- DATASET ROWS:
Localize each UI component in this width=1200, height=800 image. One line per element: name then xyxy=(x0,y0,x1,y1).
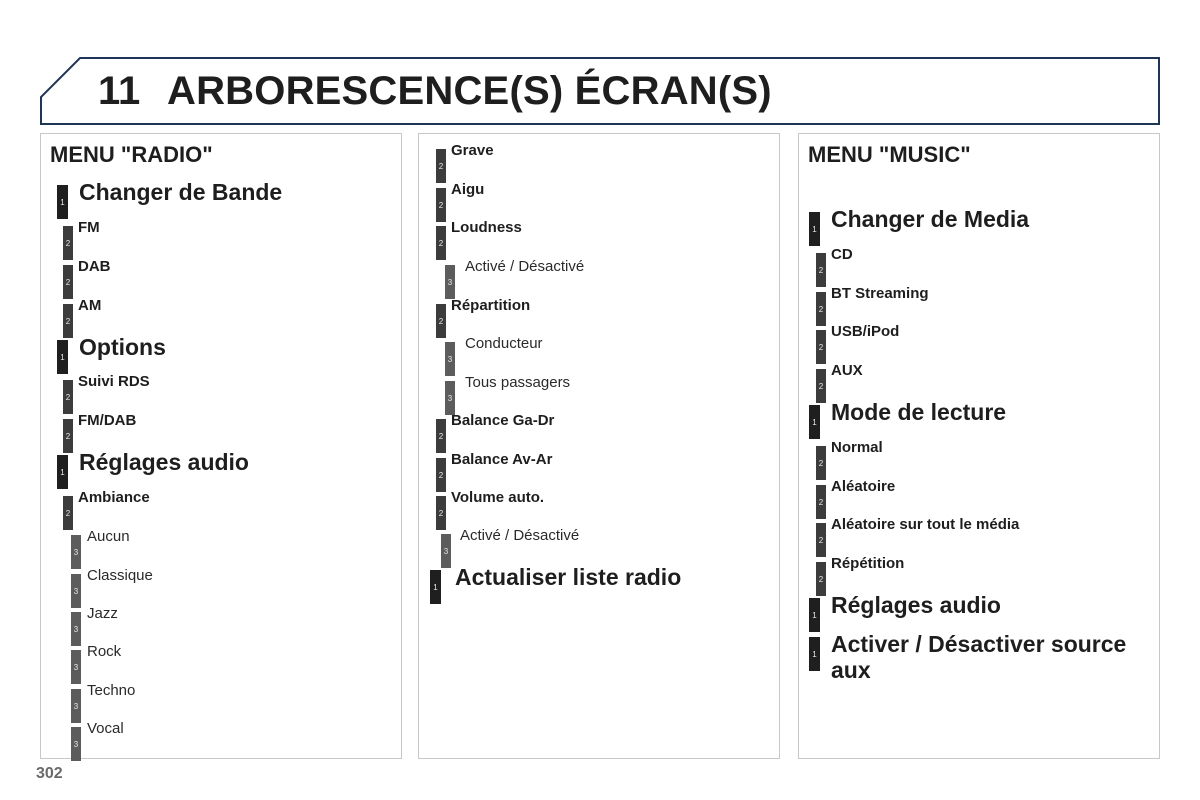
chapter-number: 11 xyxy=(98,69,141,113)
level-badge: 2 xyxy=(436,304,446,338)
level-badge: 2 xyxy=(63,265,73,299)
menu-item-label: Balance Av-Ar xyxy=(451,451,553,468)
level-badge: 2 xyxy=(816,523,826,557)
menu-item-label: Aigu xyxy=(451,181,485,198)
menu-item-label: Rock xyxy=(87,643,122,660)
menu-item-label: Vocal xyxy=(87,720,124,737)
level-badge: 3 xyxy=(71,689,81,723)
menu-item-label: Réglages audio xyxy=(79,449,249,475)
level-badge: 3 xyxy=(71,612,81,646)
menu-item-label: Grave xyxy=(451,142,494,159)
level-badge: 1 xyxy=(430,570,441,604)
level-badge: 2 xyxy=(436,458,446,492)
level-badge: 2 xyxy=(63,304,73,338)
menu-item-label: Aléatoire sur tout le média xyxy=(831,516,1020,533)
level-badge: 2 xyxy=(63,419,73,453)
menu-item-label: Activer / Désactiver source aux xyxy=(831,631,1127,683)
level-badge: 3 xyxy=(441,534,451,568)
menu-item-label: Jazz xyxy=(87,605,118,622)
menu-item-label: AM xyxy=(78,297,102,314)
level-badge: 1 xyxy=(57,340,68,374)
radio-menu-panel: MENU "RADIO" 1 Changer de Bande 2 FM 2 DAB … xyxy=(40,133,402,761)
menu-item-label: Suivi RDS xyxy=(78,373,150,390)
menu-item-label: Réglages audio xyxy=(831,592,1001,618)
level-badge: 2 xyxy=(63,496,73,530)
level-badge: 2 xyxy=(816,253,826,287)
menu-item-label: Activé / Désactivé xyxy=(465,258,585,275)
level-badge: 2 xyxy=(816,292,826,326)
menu-item-label: FM xyxy=(78,219,100,236)
level-badge: 1 xyxy=(809,212,820,246)
level-badge: 1 xyxy=(809,598,820,632)
level-badge: 2 xyxy=(436,188,446,222)
menu-item-label: Loudness xyxy=(451,219,522,236)
level-badge: 1 xyxy=(809,405,820,439)
menu-item-label: Ambiance xyxy=(78,489,150,506)
level-badge: 3 xyxy=(445,342,455,376)
radio-menu-continued-panel: 2 Grave 2 Aigu 2 Loudness 3 Activé / Désacti… xyxy=(418,133,780,759)
menu-item-label: Options xyxy=(79,334,166,360)
menu-item-label: Aléatoire xyxy=(831,478,896,495)
menu-item-label: Balance Ga-Dr xyxy=(451,412,555,429)
menu-item-label: BT Streaming xyxy=(831,285,929,302)
level-badge: 1 xyxy=(57,185,68,219)
menu-item-label: Changer de Media xyxy=(831,206,1030,232)
level-badge: 2 xyxy=(63,226,73,260)
menu-item-label: Changer de Bande xyxy=(79,179,283,205)
level-badge: 3 xyxy=(71,727,81,761)
menu-item-label: Tous passagers xyxy=(465,374,571,391)
menu-item-label: Aucun xyxy=(87,528,130,545)
level-badge: 1 xyxy=(809,637,820,671)
level-badge: 1 xyxy=(57,455,68,489)
menu-item-label: Techno xyxy=(87,682,136,699)
level-badge: 2 xyxy=(816,485,826,519)
level-badge: 2 xyxy=(816,330,826,364)
level-badge: 3 xyxy=(71,574,81,608)
level-badge: 2 xyxy=(816,562,826,596)
chapter-header: 11 ARBORESCENCE(S) ÉCRAN(S) xyxy=(40,57,1160,125)
radio-menu-title: MENU "RADIO" xyxy=(50,142,213,167)
level-badge: 3 xyxy=(445,265,455,299)
chapter-title: ARBORESCENCE(S) ÉCRAN(S) xyxy=(167,69,772,113)
menu-item-label: Normal xyxy=(831,439,883,456)
menu-item-label: CD xyxy=(831,246,853,263)
menu-item-label: AUX xyxy=(831,362,863,379)
menu-item-label: Activé / Désactivé xyxy=(460,527,580,544)
level-badge: 2 xyxy=(436,226,446,260)
page-number: 302 xyxy=(36,765,63,782)
level-badge: 2 xyxy=(816,446,826,480)
level-badge: 2 xyxy=(63,380,73,414)
level-badge: 3 xyxy=(71,535,81,569)
music-menu-title: MENU "MUSIC" xyxy=(808,142,971,167)
level-badge: 2 xyxy=(816,369,826,403)
level-badge: 2 xyxy=(436,149,446,183)
menu-item-label: Répartition xyxy=(451,297,531,314)
level-badge: 2 xyxy=(436,496,446,530)
menu-item-label: DAB xyxy=(78,258,111,275)
level-badge: 3 xyxy=(445,381,455,415)
menu-item-label: Classique xyxy=(87,567,153,584)
menu-item-label: Conducteur xyxy=(465,335,543,352)
menu-item-label: FM/DAB xyxy=(78,412,137,429)
music-menu-panel: MENU "MUSIC" 1 Changer de Media 2 CD 2 BT S… xyxy=(798,133,1160,759)
menu-item-label: Volume auto. xyxy=(451,489,545,506)
menu-item-label: USB/iPod xyxy=(831,323,900,340)
menu-item-label: Répétition xyxy=(831,555,905,572)
level-badge: 2 xyxy=(436,419,446,453)
menu-item-label: Mode de lecture xyxy=(831,399,1007,425)
menu-item-label: Actualiser liste radio xyxy=(455,564,682,590)
level-badge: 3 xyxy=(71,650,81,684)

- YOUR TASK: Repeat every line of the material above word for word, leaving out the picture.

- RESULT FOR THIS TASK:
Localize each UI component in this width=1200, height=800 image. One line per element: name then xyxy=(x0,y0,x1,y1).
chapter-number: 11 xyxy=(98,69,141,113)
level-badge: 2 xyxy=(436,304,446,338)
level-badge: 2 xyxy=(63,265,73,299)
menu-item-label: Balance Av-Ar xyxy=(451,451,553,468)
level-badge: 2 xyxy=(816,523,826,557)
menu-item-label: Aigu xyxy=(451,181,485,198)
menu-item-label: Rock xyxy=(87,643,122,660)
menu-item-label: Vocal xyxy=(87,720,124,737)
level-badge: 3 xyxy=(71,689,81,723)
menu-item-label: Réglages audio xyxy=(79,449,249,475)
level-badge: 3 xyxy=(71,612,81,646)
menu-item-label: Grave xyxy=(451,142,494,159)
level-badge: 1 xyxy=(430,570,441,604)
level-badge: 2 xyxy=(436,458,446,492)
level-badge: 2 xyxy=(63,304,73,338)
menu-item-label: Aléatoire sur tout le média xyxy=(831,516,1020,533)
level-badge: 2 xyxy=(63,419,73,453)
menu-item-label: Activer / Désactiver source aux xyxy=(831,631,1127,683)
level-badge: 3 xyxy=(441,534,451,568)
menu-item-label: Jazz xyxy=(87,605,118,622)
menu-item-label: AM xyxy=(78,297,102,314)
level-badge: 1 xyxy=(57,340,68,374)
radio-menu-panel: MENU "RADIO" 1 Changer de Bande 2 FM 2 DAB … xyxy=(40,133,402,761)
menu-item-label: Suivi RDS xyxy=(78,373,150,390)
menu-item-label: Réglages audio xyxy=(831,592,1001,618)
level-badge: 2 xyxy=(63,496,73,530)
level-badge: 2 xyxy=(816,253,826,287)
menu-item-label: Activé / Désactivé xyxy=(465,258,585,275)
level-badge: 2 xyxy=(816,292,826,326)
menu-item-label: FM xyxy=(78,219,100,236)
level-badge: 1 xyxy=(809,212,820,246)
level-badge: 1 xyxy=(809,598,820,632)
level-badge: 2 xyxy=(436,188,446,222)
menu-item-label: Loudness xyxy=(451,219,522,236)
level-badge: 1 xyxy=(809,405,820,439)
menu-item-label: Ambiance xyxy=(78,489,150,506)
level-badge: 3 xyxy=(445,342,455,376)
radio-menu-continued-panel: 2 Grave 2 Aigu 2 Loudness 3 Activé / Désacti… xyxy=(418,133,780,759)
menu-item-label: Options xyxy=(79,334,166,360)
menu-item-label: Aléatoire xyxy=(831,478,896,495)
menu-item-label: Balance Ga-Dr xyxy=(451,412,555,429)
menu-item-label: BT Streaming xyxy=(831,285,929,302)
level-badge: 1 xyxy=(57,185,68,219)
menu-item-label: Changer de Media xyxy=(831,206,1030,232)
level-badge: 2 xyxy=(63,226,73,260)
menu-item-label: Changer de Bande xyxy=(79,179,283,205)
level-badge: 3 xyxy=(71,727,81,761)
menu-item-label: Tous passagers xyxy=(465,374,571,391)
menu-item-label: Aucun xyxy=(87,528,130,545)
level-badge: 1 xyxy=(809,637,820,671)
level-badge: 1 xyxy=(57,455,68,489)
menu-item-label: Techno xyxy=(87,682,136,699)
level-badge: 2 xyxy=(816,485,826,519)
level-badge: 2 xyxy=(816,330,826,364)
level-badge: 3 xyxy=(71,574,81,608)
level-badge: 2 xyxy=(816,562,826,596)
chapter-header: 11 ARBORESCENCE(S) ÉCRAN(S) xyxy=(40,57,1160,125)
radio-menu-title: MENU "RADIO" xyxy=(50,142,213,167)
level-badge: 3 xyxy=(445,265,455,299)
chapter-title: ARBORESCENCE(S) ÉCRAN(S) xyxy=(167,69,772,113)
menu-item-label: Normal xyxy=(831,439,883,456)
menu-item-label: CD xyxy=(831,246,853,263)
menu-item-label: AUX xyxy=(831,362,863,379)
menu-item-label: Activé / Désactivé xyxy=(460,527,580,544)
level-badge: 2 xyxy=(436,226,446,260)
page-number: 302 xyxy=(36,765,63,782)
level-badge: 2 xyxy=(816,446,826,480)
level-badge: 2 xyxy=(63,380,73,414)
level-badge: 3 xyxy=(71,535,81,569)
music-menu-title: MENU "MUSIC" xyxy=(808,142,971,167)
level-badge: 2 xyxy=(816,369,826,403)
level-badge: 2 xyxy=(436,149,446,183)
menu-item-label: Répartition xyxy=(451,297,531,314)
level-badge: 2 xyxy=(436,496,446,530)
menu-item-label: DAB xyxy=(78,258,111,275)
level-badge: 3 xyxy=(445,381,455,415)
menu-item-label: Classique xyxy=(87,567,153,584)
menu-item-label: Conducteur xyxy=(465,335,543,352)
menu-item-label: FM/DAB xyxy=(78,412,137,429)
music-menu-panel: MENU "MUSIC" 1 Changer de Media 2 CD 2 BT S… xyxy=(798,133,1160,759)
menu-item-label: Volume auto. xyxy=(451,489,545,506)
menu-item-label: USB/iPod xyxy=(831,323,900,340)
menu-item-label: Répétition xyxy=(831,555,905,572)
level-badge: 2 xyxy=(436,419,446,453)
menu-item-label: Mode de lecture xyxy=(831,399,1007,425)
menu-item-label: Actualiser liste radio xyxy=(455,564,682,590)
level-badge: 3 xyxy=(71,650,81,684)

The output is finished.